[BEGIN Records provided]

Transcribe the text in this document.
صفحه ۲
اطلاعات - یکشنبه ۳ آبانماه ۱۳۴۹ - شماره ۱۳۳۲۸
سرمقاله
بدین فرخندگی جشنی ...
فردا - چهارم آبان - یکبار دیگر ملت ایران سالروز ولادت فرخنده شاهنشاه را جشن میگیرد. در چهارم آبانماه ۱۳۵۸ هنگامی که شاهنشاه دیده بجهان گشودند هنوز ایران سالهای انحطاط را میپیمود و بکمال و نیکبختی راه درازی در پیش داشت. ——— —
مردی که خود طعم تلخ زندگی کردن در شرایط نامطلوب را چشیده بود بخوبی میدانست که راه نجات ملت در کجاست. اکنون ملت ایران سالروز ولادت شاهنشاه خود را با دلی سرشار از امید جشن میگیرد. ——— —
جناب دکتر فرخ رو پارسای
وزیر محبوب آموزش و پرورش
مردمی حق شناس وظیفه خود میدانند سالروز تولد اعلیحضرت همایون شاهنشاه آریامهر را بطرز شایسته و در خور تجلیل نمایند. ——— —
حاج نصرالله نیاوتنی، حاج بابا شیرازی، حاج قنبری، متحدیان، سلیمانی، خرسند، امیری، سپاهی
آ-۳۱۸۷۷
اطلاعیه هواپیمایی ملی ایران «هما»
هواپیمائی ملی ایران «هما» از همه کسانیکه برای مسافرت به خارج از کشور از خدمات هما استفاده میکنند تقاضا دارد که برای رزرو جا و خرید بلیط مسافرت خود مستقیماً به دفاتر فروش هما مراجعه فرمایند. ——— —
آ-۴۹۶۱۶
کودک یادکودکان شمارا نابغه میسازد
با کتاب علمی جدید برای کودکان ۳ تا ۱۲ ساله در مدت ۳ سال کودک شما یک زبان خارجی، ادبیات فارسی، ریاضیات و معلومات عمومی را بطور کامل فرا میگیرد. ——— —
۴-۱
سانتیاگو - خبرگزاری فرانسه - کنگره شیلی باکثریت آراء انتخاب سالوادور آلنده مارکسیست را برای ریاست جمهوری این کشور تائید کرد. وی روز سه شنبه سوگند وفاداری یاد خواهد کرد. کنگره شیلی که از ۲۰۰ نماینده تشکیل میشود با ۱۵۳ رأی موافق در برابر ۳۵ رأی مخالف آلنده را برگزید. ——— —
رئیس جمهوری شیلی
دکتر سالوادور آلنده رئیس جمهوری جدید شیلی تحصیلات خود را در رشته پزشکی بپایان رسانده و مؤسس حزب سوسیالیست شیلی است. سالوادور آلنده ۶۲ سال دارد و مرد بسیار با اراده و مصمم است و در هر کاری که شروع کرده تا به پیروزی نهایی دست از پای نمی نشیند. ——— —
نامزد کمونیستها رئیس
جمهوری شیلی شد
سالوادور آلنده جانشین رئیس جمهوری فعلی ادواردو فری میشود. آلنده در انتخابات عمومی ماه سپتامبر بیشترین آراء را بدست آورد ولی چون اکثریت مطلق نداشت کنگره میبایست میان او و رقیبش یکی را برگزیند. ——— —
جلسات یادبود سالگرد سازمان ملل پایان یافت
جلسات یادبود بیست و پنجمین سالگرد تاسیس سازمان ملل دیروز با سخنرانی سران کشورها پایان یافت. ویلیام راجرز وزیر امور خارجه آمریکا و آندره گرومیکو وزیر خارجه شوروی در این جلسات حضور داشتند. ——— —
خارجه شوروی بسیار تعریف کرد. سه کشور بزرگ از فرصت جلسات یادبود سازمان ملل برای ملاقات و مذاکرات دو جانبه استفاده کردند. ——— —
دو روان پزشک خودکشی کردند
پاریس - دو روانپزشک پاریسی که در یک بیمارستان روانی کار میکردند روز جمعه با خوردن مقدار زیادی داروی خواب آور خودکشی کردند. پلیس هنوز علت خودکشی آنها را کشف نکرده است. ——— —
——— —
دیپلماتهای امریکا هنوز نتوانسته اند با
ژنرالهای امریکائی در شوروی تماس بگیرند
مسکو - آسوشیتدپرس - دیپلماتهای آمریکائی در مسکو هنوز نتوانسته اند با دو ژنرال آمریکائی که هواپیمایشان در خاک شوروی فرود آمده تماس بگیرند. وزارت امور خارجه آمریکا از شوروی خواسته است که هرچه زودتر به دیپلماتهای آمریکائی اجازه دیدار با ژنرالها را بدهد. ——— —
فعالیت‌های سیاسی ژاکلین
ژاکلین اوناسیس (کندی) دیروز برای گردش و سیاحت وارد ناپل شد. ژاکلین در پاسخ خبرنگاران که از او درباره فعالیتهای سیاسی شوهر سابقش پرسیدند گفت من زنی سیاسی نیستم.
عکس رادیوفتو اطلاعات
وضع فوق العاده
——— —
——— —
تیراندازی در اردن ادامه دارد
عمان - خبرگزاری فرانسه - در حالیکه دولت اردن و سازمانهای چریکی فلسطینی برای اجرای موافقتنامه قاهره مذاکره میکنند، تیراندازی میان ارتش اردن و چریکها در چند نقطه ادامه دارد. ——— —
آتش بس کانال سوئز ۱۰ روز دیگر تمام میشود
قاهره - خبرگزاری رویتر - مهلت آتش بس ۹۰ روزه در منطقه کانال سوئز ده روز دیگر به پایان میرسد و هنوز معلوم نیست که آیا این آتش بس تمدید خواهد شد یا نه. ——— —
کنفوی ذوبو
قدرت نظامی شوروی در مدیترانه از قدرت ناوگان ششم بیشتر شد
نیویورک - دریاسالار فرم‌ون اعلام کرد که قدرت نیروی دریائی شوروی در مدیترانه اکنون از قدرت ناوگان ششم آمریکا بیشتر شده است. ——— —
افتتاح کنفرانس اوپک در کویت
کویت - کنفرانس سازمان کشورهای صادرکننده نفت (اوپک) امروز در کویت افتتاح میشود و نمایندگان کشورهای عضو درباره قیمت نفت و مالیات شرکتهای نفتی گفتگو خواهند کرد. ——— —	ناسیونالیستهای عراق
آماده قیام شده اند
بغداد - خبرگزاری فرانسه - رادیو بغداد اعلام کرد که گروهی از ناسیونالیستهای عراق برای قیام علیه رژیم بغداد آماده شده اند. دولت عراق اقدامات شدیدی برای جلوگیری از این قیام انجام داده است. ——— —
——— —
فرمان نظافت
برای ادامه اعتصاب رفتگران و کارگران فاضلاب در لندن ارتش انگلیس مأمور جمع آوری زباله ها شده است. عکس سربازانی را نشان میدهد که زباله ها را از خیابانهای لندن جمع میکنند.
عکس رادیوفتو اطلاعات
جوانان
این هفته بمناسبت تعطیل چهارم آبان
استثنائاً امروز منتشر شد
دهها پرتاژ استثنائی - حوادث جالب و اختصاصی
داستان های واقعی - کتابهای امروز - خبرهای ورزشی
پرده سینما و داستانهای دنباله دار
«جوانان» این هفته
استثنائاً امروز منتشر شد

[END Records provided]

* Work required
How many lines in these entries hold the string "امور"? Answer with the number alone.

* Correct output
2